Stored data:

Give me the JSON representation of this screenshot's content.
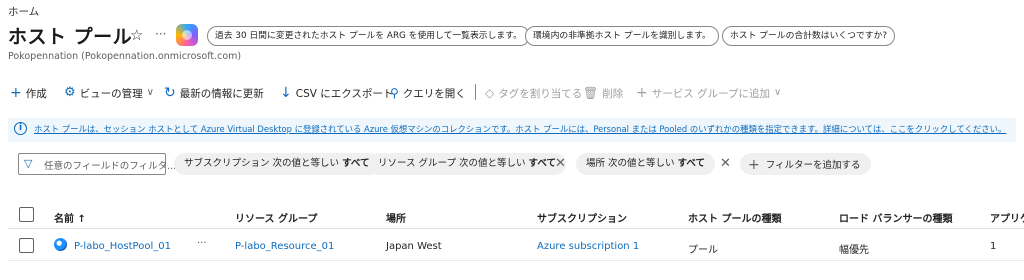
{
  "breadcrumb": {
    "home": "ホーム"
  },
  "header": {
    "title": "ホスト プール",
    "star_icon": "☆",
    "more_icon": "···",
    "subtitle": "Pokopennation (Pokopennation.onmicrosoft.com)",
    "copilot_icon": "copilot-icon"
  },
  "suggestions": [
    "過去 30 日間に変更されたホスト プールを ARG を使用して一覧表示します。",
    "環境内の非準拠ホスト プールを識別します。",
    "ホスト プールの合計数はいくつですか?"
  ],
  "toolbar": {
    "create": "作成",
    "manage_view": "ビューの管理",
    "refresh": "最新の情報に更新",
    "export_csv": "CSV にエクスポート",
    "open_query": "クエリを開く",
    "assign_tags": "タグを割り当てる",
    "delete": "削除",
    "add_service_group": "サービス グループに追加"
  },
  "info": {
    "text": "ホスト プールは、セッション ホストとして Azure Virtual Desktop に登録されている Azure 仮想マシンのコレクションです。ホスト プールには、Personal または Pooled のいずれかの種類を指定できます。詳細については、ここをクリックしてください。"
  },
  "filters": {
    "placeholder": "任意のフィールドのフィルタ...",
    "pills": [
      {
        "label": "サブスクリプション 次の値と等しい",
        "value": "すべて"
      },
      {
        "label": "リソース グループ 次の値と等しい",
        "value": "すべて"
      },
      {
        "label": "場所 次の値と等しい",
        "value": "すべて"
      }
    ],
    "add_filter": "フィルターを追加する"
  },
  "table": {
    "columns": [
      "名前 ↑",
      "リソース グループ",
      "場所",
      "サブスクリプション",
      "ホスト プールの種類",
      "ロード バランサーの種類",
      "アプリケ"
    ],
    "rows": [
      {
        "name": "P-labo_HostPool_01",
        "more": "···",
        "resource_group": "P-labo_Resource_01",
        "location": "Japan West",
        "subscription": "Azure subscription 1",
        "pool_type": "プール",
        "lb_type": "幅優先",
        "app_groups": "1"
      }
    ]
  },
  "colors": {
    "accent": "#0f6cbd",
    "info_bg": "#eff6fc",
    "pill_bg": "#f0f0f0"
  }
}
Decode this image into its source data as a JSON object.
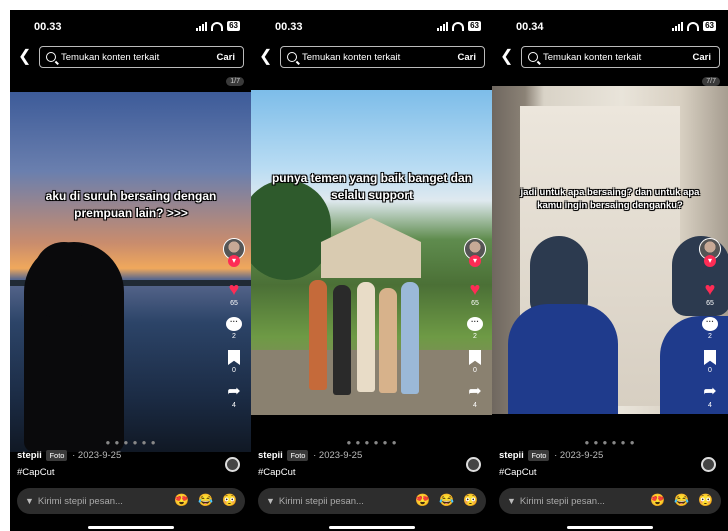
{
  "phones": [
    {
      "status": {
        "time": "00.33",
        "battery": "63"
      },
      "search": {
        "placeholder": "Temukan konten terkait",
        "button": "Cari"
      },
      "page_indicator": "1/7",
      "caption": "aku di suruh bersaing dengan prempuan lain? >>>",
      "counts": {
        "likes": "65",
        "comments": "2",
        "saves": "0",
        "shares": "4"
      },
      "carousel_dots": "● ● ● ● ● ●",
      "author": "stepii",
      "badge": "Foto",
      "date": "· 2023-9-25",
      "hashtag": "#CapCut",
      "message_placeholder": "Kirimi stepii pesan...",
      "emojis": [
        "😍",
        "😂",
        "😳"
      ]
    },
    {
      "status": {
        "time": "00.33",
        "battery": "63"
      },
      "search": {
        "placeholder": "Temukan konten terkait",
        "button": "Cari"
      },
      "page_indicator": "",
      "caption": "punya temen yang baik banget dan selalu support",
      "counts": {
        "likes": "65",
        "comments": "2",
        "saves": "0",
        "shares": "4"
      },
      "carousel_dots": "● ● ● ● ● ●",
      "author": "stepii",
      "badge": "Foto",
      "date": "· 2023-9-25",
      "hashtag": "#CapCut",
      "message_placeholder": "Kirimi stepii pesan...",
      "emojis": [
        "😍",
        "😂",
        "😳"
      ]
    },
    {
      "status": {
        "time": "00.34",
        "battery": "63"
      },
      "search": {
        "placeholder": "Temukan konten terkait",
        "button": "Cari"
      },
      "page_indicator": "7/7",
      "caption": "jadi untuk apa bersaing? dan untuk apa kamu ingin bersaing denganku?",
      "counts": {
        "likes": "65",
        "comments": "2",
        "saves": "0",
        "shares": "4"
      },
      "carousel_dots": "● ● ● ● ● ●",
      "author": "stepii",
      "badge": "Foto",
      "date": "· 2023-9-25",
      "hashtag": "#CapCut",
      "message_placeholder": "Kirimi stepii pesan...",
      "emojis": [
        "😍",
        "😂",
        "😳"
      ]
    }
  ],
  "colors": {
    "like_red": "#fe2c55",
    "background": "#000000"
  },
  "icons": [
    "back-icon",
    "search-icon",
    "follow-plus-icon",
    "heart-icon",
    "comment-icon",
    "bookmark-icon",
    "share-icon",
    "send-icon",
    "music-disc-icon"
  ]
}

» **EXERCISE**:
Return the whole listing, word for word, and leave out every picture.

» **FINISHED EXERCISE**:
Give me the JSON representation of this screenshot's content.
{
  "breadcrumb": {
    "home": "ホーム"
  },
  "header": {
    "title": "ホスト プール",
    "star_icon": "☆",
    "more_icon": "···",
    "subtitle": "Pokopennation (Pokopennation.onmicrosoft.com)",
    "copilot_icon": "copilot-icon"
  },
  "suggestions": [
    "過去 30 日間に変更されたホスト プールを ARG を使用して一覧表示します。",
    "環境内の非準拠ホスト プールを識別します。",
    "ホスト プールの合計数はいくつですか?"
  ],
  "toolbar": {
    "create": "作成",
    "manage_view": "ビューの管理",
    "refresh": "最新の情報に更新",
    "export_csv": "CSV にエクスポート",
    "open_query": "クエリを開く",
    "assign_tags": "タグを割り当てる",
    "delete": "削除",
    "add_service_group": "サービス グループに追加"
  },
  "info": {
    "text": "ホスト プールは、セッション ホストとして Azure Virtual Desktop に登録されている Azure 仮想マシンのコレクションです。ホスト プールには、Personal または Pooled のいずれかの種類を指定できます。詳細については、ここをクリックしてください。"
  },
  "filters": {
    "placeholder": "任意のフィールドのフィルタ...",
    "pills": [
      {
        "label": "サブスクリプション 次の値と等しい",
        "value": "すべて"
      },
      {
        "label": "リソース グループ 次の値と等しい",
        "value": "すべて"
      },
      {
        "label": "場所 次の値と等しい",
        "value": "すべて"
      }
    ],
    "add_filter": "フィルターを追加する"
  },
  "table": {
    "columns": [
      "名前 ↑",
      "リソース グループ",
      "場所",
      "サブスクリプション",
      "ホスト プールの種類",
      "ロード バランサーの種類",
      "アプリケ"
    ],
    "rows": [
      {
        "name": "P-labo_HostPool_01",
        "more": "···",
        "resource_group": "P-labo_Resource_01",
        "location": "Japan West",
        "subscription": "Azure subscription 1",
        "pool_type": "プール",
        "lb_type": "幅優先",
        "app_groups": "1"
      }
    ]
  },
  "colors": {
    "accent": "#0f6cbd",
    "info_bg": "#eff6fc",
    "pill_bg": "#f0f0f0"
  }
}
Decode this image into its source data as a JSON object.
{
  "phones": [
    {
      "status": {
        "time": "00.33",
        "battery": "63"
      },
      "search": {
        "placeholder": "Temukan konten terkait",
        "button": "Cari"
      },
      "page_indicator": "1/7",
      "caption": "aku di suruh bersaing dengan prempuan lain? >>>",
      "counts": {
        "likes": "65",
        "comments": "2",
        "saves": "0",
        "shares": "4"
      },
      "carousel_dots": "● ● ● ● ● ●",
      "author": "stepii",
      "badge": "Foto",
      "date": "· 2023-9-25",
      "hashtag": "#CapCut",
      "message_placeholder": "Kirimi stepii pesan...",
      "emojis": [
        "😍",
        "😂",
        "😳"
      ]
    },
    {
      "status": {
        "time": "00.33",
        "battery": "63"
      },
      "search": {
        "placeholder": "Temukan konten terkait",
        "button": "Cari"
      },
      "page_indicator": "",
      "caption": "punya temen yang baik banget dan selalu support",
      "counts": {
        "likes": "65",
        "comments": "2",
        "saves": "0",
        "shares": "4"
      },
      "carousel_dots": "● ● ● ● ● ●",
      "author": "stepii",
      "badge": "Foto",
      "date": "· 2023-9-25",
      "hashtag": "#CapCut",
      "message_placeholder": "Kirimi stepii pesan...",
      "emojis": [
        "😍",
        "😂",
        "😳"
      ]
    },
    {
      "status": {
        "time": "00.34",
        "battery": "63"
      },
      "search": {
        "placeholder": "Temukan konten terkait",
        "button": "Cari"
      },
      "page_indicator": "7/7",
      "caption": "jadi untuk apa bersaing? dan untuk apa kamu ingin bersaing denganku?",
      "counts": {
        "likes": "65",
        "comments": "2",
        "saves": "0",
        "shares": "4"
      },
      "carousel_dots": "● ● ● ● ● ●",
      "author": "stepii",
      "badge": "Foto",
      "date": "· 2023-9-25",
      "hashtag": "#CapCut",
      "message_placeholder": "Kirimi stepii pesan...",
      "emojis": [
        "😍",
        "😂",
        "😳"
      ]
    }
  ],
  "colors": {
    "like_red": "#fe2c55",
    "background": "#000000"
  },
  "icons": [
    "back-icon",
    "search-icon",
    "follow-plus-icon",
    "heart-icon",
    "comment-icon",
    "bookmark-icon",
    "share-icon",
    "send-icon",
    "music-disc-icon"
  ]
}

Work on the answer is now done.